### What to do
Using the material below, copy every line where "JSON" appears.

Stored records

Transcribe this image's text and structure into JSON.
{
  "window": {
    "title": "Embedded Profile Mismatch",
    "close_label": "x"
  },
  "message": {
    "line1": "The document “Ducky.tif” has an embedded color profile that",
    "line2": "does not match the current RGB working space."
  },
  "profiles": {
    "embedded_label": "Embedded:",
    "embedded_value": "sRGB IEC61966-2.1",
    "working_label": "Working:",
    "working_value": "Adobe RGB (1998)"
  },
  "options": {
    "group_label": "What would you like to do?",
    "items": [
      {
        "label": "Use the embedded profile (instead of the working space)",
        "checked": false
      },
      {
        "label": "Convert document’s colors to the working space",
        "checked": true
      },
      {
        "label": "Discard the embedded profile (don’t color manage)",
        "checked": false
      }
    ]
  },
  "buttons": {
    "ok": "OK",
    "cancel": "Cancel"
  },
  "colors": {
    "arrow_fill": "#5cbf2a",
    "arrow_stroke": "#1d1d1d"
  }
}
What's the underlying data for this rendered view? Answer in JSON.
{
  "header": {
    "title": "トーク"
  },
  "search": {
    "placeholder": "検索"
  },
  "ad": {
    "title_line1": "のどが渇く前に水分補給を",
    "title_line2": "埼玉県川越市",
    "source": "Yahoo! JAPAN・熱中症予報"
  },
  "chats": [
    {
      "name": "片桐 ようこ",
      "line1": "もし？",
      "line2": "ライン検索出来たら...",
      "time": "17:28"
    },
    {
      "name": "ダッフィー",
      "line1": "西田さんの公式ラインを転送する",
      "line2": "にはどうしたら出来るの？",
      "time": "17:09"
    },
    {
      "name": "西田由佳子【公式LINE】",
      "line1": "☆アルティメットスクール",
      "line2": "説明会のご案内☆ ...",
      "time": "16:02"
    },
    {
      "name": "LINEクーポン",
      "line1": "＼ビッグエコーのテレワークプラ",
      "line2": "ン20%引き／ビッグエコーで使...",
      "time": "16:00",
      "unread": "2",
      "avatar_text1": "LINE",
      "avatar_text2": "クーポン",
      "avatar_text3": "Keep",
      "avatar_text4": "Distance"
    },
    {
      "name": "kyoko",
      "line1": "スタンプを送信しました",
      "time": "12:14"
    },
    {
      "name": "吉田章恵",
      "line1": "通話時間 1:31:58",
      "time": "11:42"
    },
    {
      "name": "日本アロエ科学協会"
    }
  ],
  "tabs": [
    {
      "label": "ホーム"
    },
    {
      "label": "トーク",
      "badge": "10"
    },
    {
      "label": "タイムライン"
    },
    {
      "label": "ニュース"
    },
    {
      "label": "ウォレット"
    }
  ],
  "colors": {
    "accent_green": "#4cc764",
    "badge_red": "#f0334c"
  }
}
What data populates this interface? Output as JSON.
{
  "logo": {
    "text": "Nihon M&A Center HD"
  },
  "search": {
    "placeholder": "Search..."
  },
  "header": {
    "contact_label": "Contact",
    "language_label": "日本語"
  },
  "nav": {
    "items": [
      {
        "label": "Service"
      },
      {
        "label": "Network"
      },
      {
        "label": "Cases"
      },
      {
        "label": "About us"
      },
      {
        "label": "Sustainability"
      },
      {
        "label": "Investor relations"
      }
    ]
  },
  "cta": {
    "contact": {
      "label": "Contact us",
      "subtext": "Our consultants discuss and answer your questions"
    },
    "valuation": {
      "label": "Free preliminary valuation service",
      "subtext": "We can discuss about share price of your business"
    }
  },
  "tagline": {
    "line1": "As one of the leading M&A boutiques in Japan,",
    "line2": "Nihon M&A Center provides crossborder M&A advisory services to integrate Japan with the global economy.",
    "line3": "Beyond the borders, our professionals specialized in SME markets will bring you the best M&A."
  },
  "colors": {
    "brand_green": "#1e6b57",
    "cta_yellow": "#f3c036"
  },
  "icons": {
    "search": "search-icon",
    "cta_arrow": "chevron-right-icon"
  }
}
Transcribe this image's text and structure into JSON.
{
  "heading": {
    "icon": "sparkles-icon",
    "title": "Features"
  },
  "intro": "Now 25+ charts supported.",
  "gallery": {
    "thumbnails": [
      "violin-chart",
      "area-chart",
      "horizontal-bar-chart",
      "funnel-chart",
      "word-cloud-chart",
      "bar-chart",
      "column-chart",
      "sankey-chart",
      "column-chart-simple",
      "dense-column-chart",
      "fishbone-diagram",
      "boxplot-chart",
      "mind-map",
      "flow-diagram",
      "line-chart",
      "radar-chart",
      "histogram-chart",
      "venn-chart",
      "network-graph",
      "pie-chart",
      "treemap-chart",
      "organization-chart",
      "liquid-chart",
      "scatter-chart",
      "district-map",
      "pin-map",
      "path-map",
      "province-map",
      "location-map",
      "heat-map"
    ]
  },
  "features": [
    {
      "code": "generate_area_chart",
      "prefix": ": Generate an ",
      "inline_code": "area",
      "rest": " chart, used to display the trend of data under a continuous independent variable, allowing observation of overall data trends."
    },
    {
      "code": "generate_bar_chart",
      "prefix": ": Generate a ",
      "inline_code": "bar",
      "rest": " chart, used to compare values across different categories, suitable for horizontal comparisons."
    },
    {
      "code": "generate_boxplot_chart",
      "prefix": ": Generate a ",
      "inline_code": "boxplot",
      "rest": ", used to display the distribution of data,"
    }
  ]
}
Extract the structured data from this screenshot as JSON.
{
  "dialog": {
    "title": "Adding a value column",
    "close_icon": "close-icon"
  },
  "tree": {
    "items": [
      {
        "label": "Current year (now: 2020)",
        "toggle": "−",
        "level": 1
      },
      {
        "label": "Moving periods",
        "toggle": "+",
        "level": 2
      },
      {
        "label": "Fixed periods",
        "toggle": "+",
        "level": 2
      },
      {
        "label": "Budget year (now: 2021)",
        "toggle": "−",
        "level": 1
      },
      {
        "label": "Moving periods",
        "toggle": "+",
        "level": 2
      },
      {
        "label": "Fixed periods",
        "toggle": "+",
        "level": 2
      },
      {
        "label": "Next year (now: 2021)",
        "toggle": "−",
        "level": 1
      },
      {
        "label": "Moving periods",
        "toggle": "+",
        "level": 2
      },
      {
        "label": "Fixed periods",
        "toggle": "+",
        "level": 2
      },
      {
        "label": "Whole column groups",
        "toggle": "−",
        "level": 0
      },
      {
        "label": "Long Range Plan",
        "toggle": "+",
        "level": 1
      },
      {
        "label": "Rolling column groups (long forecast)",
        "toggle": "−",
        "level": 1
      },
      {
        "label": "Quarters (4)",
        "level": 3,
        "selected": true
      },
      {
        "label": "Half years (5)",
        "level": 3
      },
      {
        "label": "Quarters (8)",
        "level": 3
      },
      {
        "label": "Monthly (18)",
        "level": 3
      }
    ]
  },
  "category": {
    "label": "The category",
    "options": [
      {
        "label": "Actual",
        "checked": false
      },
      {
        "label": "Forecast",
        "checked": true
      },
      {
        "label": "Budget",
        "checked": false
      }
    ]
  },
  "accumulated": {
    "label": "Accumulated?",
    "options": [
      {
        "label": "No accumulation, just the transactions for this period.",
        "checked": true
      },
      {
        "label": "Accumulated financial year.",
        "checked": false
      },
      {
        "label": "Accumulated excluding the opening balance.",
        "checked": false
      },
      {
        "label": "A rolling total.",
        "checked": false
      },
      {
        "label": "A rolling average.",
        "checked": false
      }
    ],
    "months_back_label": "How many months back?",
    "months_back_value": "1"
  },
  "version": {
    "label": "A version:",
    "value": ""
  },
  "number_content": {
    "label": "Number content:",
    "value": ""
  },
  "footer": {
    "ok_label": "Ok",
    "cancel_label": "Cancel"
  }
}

### The solution
Transcribe this image's text and structure into JSON.
What's the underlying data for this rendered view? Answer in JSON.
What data populates this interface? Output as JSON.
Transcribe this image's text and structure into JSON.
Extract the structured data from this screenshot as JSON.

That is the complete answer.